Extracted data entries
** start **
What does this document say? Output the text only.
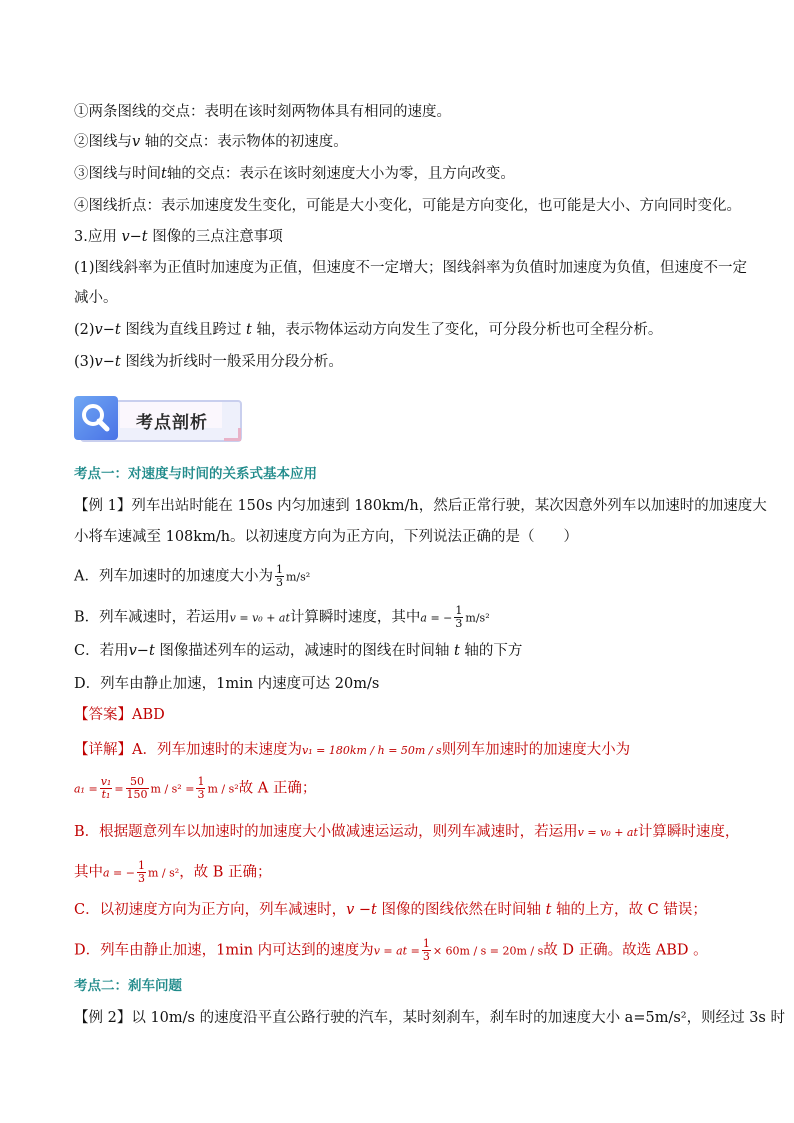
①两条图线的交点：表明在该时刻两物体具有相同的速度。
②图线与v 轴的交点：表示物体的初速度。
③图线与时间t轴的交点：表示在该时刻速度大小为零，且方向改变。
④图线折点：表示加速度发生变化，可能是大小变化，可能是方向变化，也可能是大小、方向同时变化。
3.应用 v−t 图像的三点注意事项
(1)图线斜率为正值时加速度为正值，但速度不一定增大；图线斜率为负值时加速度为负值，但速度不一定
减小。
(2)v−t 图线为直线且跨过 t 轴，表示物体运动方向发生了变化，可分段分析也可全程分析。
(3)v−t 图线为折线时一般采用分段分析。
考点剖析
考点一：对速度与时间的关系式基本应用
【例 1】列车出站时能在 150s 内匀加速到 180km/h，然后正常行驶，某次因意外列车以加速时的加速度大
小将车速减至 108km/h。以初速度方向为正方向，下列说法正确的是（　　）
A．列车加速时的加速度大小为 $\frac{1}{3} m/s^2$
B．列车减速时，若运用v = v₀ + at计算瞬时速度，其中a = − $\frac{1}{3} m/s^2$
C．若用v−t 图像描述列车的运动，减速时的图线在时间轴 t 轴的下方
D．列车由静止加速，1min 内速度可达 20m/s
【答案】ABD
【详解】A．列车加速时的末速度为v₁ = 180km / h = 50m / s则列车加速时的加速度大小为
$a_1 = \frac{\text{v₁}}{\text{t₁}} = \frac{50}{150}$ $m / s^2 = \frac{1}{3}$ m / s²故 A 正确；
B．根据题意列车以加速时的加速度大小做减速运运动，则列车减速时，若运用v = v₀ + at计算瞬时速度，
其中a = − $\frac{1}{3}$ m / s²，故 B 正确；
C．以初速度方向为正方向，列车减速时，v −t 图像的图线依然在时间轴 t 轴的上方，故 C 错误；
D．列车由静止加速，1min 内可达到的速度为v = at = $\frac{1}{3} \times 60m / s = 20m / s$故 D 正确。故选 ABD 。
考点二：刹车问题
【例 2】以 10m/s 的速度沿平直公路行驶的汽车，某时刻刹车，刹车时的加速度大小 a=5m/s²，则经过 3s 时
** end **
● SET EXERCISE
Report the number of lines in the listing that include the string "text"; give nothing but the number.

● FULL OUTPUT
2